-- YOUR OBJECTIVE --
Give every line from the entries that contains "средств".

-- THE RECORDS --
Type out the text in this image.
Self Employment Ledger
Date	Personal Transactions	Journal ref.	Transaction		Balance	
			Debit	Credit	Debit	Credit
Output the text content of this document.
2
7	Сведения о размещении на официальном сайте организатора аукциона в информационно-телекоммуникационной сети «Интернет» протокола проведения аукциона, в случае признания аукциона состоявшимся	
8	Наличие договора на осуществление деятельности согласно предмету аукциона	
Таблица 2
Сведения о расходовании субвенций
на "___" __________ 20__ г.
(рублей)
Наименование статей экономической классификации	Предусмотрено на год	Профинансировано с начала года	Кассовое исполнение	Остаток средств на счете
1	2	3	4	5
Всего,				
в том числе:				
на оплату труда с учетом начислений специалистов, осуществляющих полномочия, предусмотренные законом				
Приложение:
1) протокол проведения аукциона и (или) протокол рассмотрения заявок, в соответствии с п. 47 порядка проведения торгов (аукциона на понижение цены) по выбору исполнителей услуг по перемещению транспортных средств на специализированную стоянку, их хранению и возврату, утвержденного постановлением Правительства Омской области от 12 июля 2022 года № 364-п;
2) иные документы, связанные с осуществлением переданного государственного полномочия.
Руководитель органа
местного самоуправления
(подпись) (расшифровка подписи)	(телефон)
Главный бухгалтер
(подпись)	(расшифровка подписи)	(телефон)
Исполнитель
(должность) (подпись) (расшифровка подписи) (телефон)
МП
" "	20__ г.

-- WORKED ANSWER --
Наименование статей экономической классификации	Предусмотрено на год	Профинансировано с начала года	Кассовое исполнение	Остаток средств на счете
1) протокол проведения аукциона и (или) протокол рассмотрения заявок, в соответствии с п. 47 порядка проведения торгов (аукциона на понижение цены) по выбору исполнителей услуг по перемещению транспортных средств на специализированную стоянку, их хранению и возврату, утвержденного постановлением Правительства Омской области от 12 июля 2022 года № 364-п;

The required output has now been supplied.